WRITTEN EXERCISE:
Extract all lines from the data beneath that include the word "with".

Dataset entries:
>> Start

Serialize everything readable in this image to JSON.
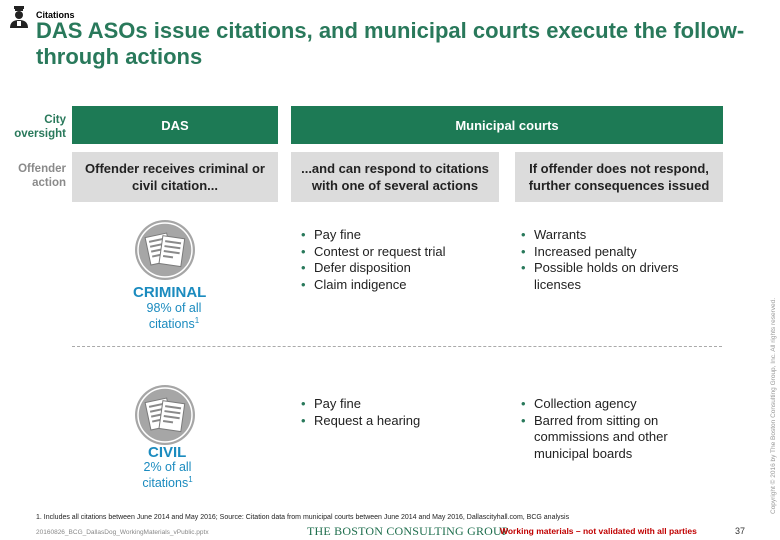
{
  "tracker": {
    "label": "Citations",
    "icon": "person-icon"
  },
  "title": "DAS ASOs issue citations, and municipal courts execute the follow-through actions",
  "rows": {
    "city_oversight": "City oversight",
    "offender_action": "Offender action"
  },
  "headers": {
    "das": "DAS",
    "courts": "Municipal courts"
  },
  "actions": {
    "receive": "Offender receives criminal or civil citation...",
    "respond": "...and can respond to citations with one of several actions",
    "no_response": "If offender does not respond, further consequences issued"
  },
  "criminal": {
    "title": "CRIMINAL",
    "share": "98% of all",
    "share2": "citations",
    "footnote_ref": "1",
    "icon": "document-icon",
    "responses": [
      "Pay fine",
      "Contest or request trial",
      "Defer disposition",
      "Claim indigence"
    ],
    "consequences": [
      "Warrants",
      "Increased penalty",
      "Possible holds on drivers licenses"
    ]
  },
  "civil": {
    "title": "CIVIL",
    "share": "2% of all",
    "share2": "citations",
    "footnote_ref": "1",
    "icon": "document-icon",
    "responses": [
      "Pay fine",
      "Request a hearing"
    ],
    "consequences": [
      "Collection agency",
      "Barred from sitting on commissions and other municipal boards"
    ]
  },
  "footer": {
    "footnote": "1. Includes all citations between June 2014 and May 2016; Source: Citation data from municipal courts between June 2014 and May 2016, Dallascityhall.com, BCG analysis",
    "filename": "20160826_BCG_DallasDog_WorkingMaterials_vPublic.pptx",
    "logo": "THE BOSTON CONSULTING GROUP",
    "working": "Working materials – not validated with all parties",
    "page": "37",
    "copyright": "Copyright © 2016 by The Boston Consulting Group, Inc. All rights reserved."
  },
  "colors": {
    "title_green": "#29795b",
    "bar_green": "#1d7a55",
    "accent_blue": "#1b8bbf",
    "warning_red": "#c00000"
  }
}
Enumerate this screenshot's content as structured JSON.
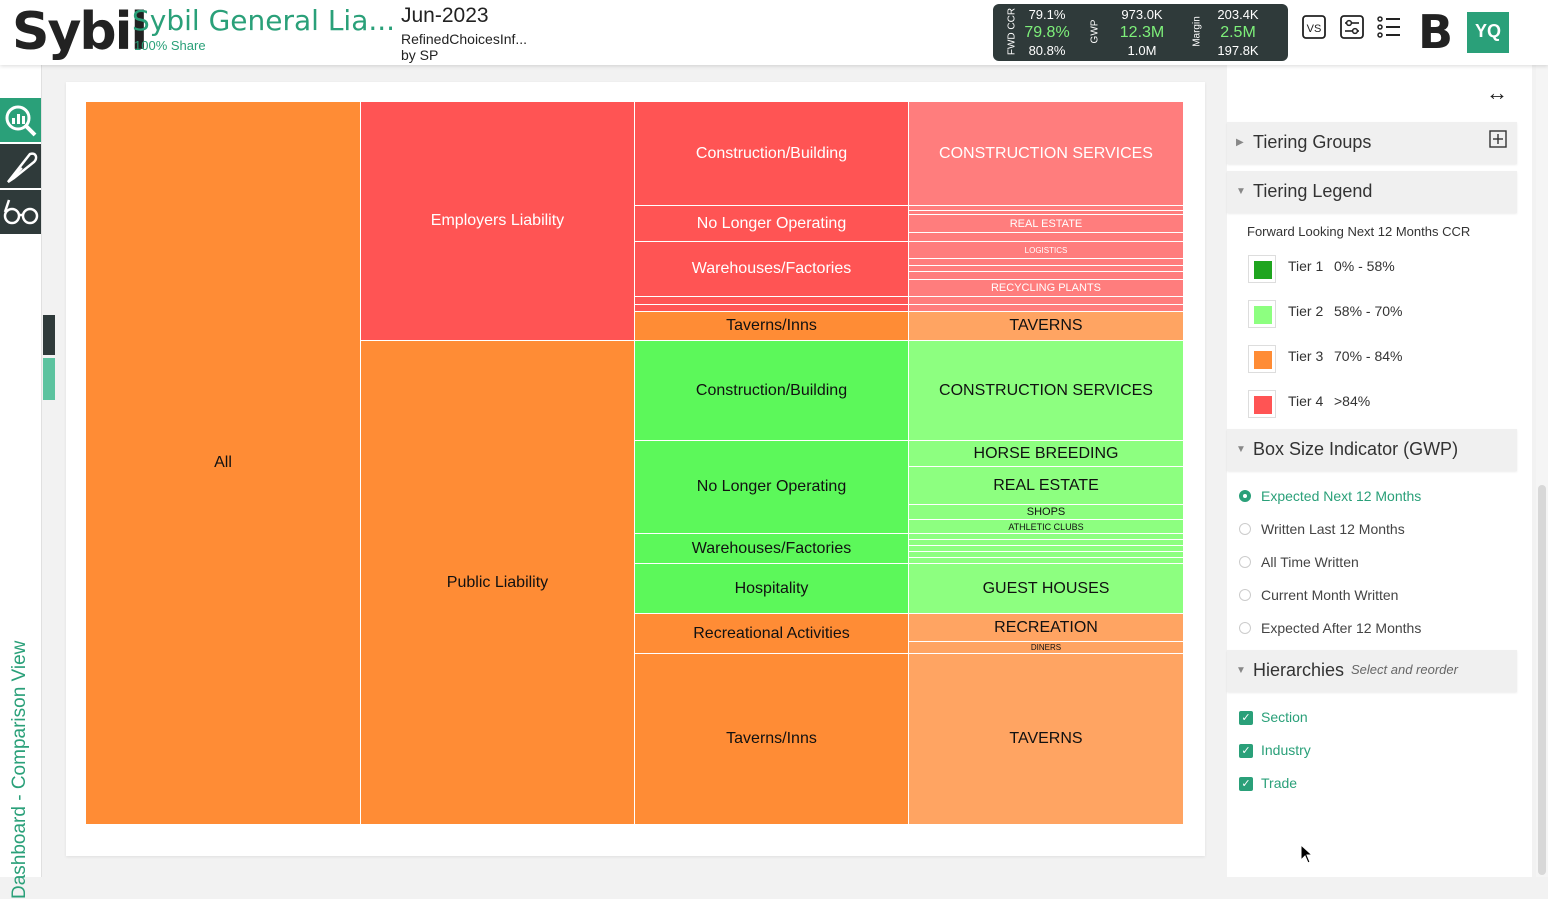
{
  "header": {
    "logo": "Sybil",
    "title": "Sybil General Lia...",
    "subtitle": "100% Share",
    "period": "Jun-2023",
    "scenario_line1": "RefinedChoicesInf...",
    "scenario_line2": "by SP",
    "metrics": {
      "fwd_ccr_label": "FWD CCR",
      "gwp_label": "GWP",
      "margin_label": "Margin",
      "ccr": [
        "79.1%",
        "79.8%",
        "80.8%"
      ],
      "gwp": [
        "973.0K",
        "12.3M",
        "1.0M"
      ],
      "margin": [
        "203.4K",
        "2.5M",
        "197.8K"
      ]
    },
    "vs_label": "VS",
    "brand_letter": "B",
    "avatar_initials": "YQ"
  },
  "rail": {
    "vertical_label": "Dashboard - Comparison View"
  },
  "colors": {
    "tier1": "#1fa51f",
    "tier2": "#8dff80",
    "tier3": "#ff8c35",
    "tier4": "#ff5454",
    "accent": "#2aa079"
  },
  "treemap": {
    "all": "All",
    "sections": [
      "Employers Liability",
      "Public Liability"
    ],
    "industries": [
      "Construction/Building",
      "No Longer Operating",
      "Warehouses/Factories",
      "Taverns/Inns",
      "Construction/Building",
      "No Longer Operating",
      "Warehouses/Factories",
      "Hospitality",
      "Recreational Activities",
      "Taverns/Inns"
    ],
    "trades": [
      "CONSTRUCTION SERVICES",
      "REAL ESTATE",
      "LOGISTICS",
      "RECYCLING PLANTS",
      "TAVERNS",
      "CONSTRUCTION SERVICES",
      "HORSE BREEDING",
      "REAL ESTATE",
      "SHOPS",
      "ATHLETIC CLUBS",
      "GUEST HOUSES",
      "RECREATION",
      "DINERS",
      "TAVERNS"
    ]
  },
  "panel": {
    "tiering_groups": "Tiering Groups",
    "tiering_legend": "Tiering Legend",
    "legend_caption": "Forward Looking Next 12 Months CCR",
    "tiers": [
      {
        "name": "Tier 1",
        "range": "0% - 58%"
      },
      {
        "name": "Tier 2",
        "range": "58% - 70%"
      },
      {
        "name": "Tier 3",
        "range": "70% - 84%"
      },
      {
        "name": "Tier 4",
        "range": ">84%"
      }
    ],
    "box_size": "Box Size Indicator (GWP)",
    "box_options": [
      "Expected Next 12 Months",
      "Written Last 12 Months",
      "All Time Written",
      "Current Month Written",
      "Expected After 12 Months"
    ],
    "box_selected": "Expected Next 12 Months",
    "hierarchies": "Hierarchies",
    "hierarchies_hint": "Select and reorder",
    "hierarchy_items": [
      "Section",
      "Industry",
      "Trade"
    ]
  }
}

>> End

WRITTEN ANSWER:
    "respond": "...and can respond to citations with one of several actions",
    "working": "Working materials – not validated with all parties",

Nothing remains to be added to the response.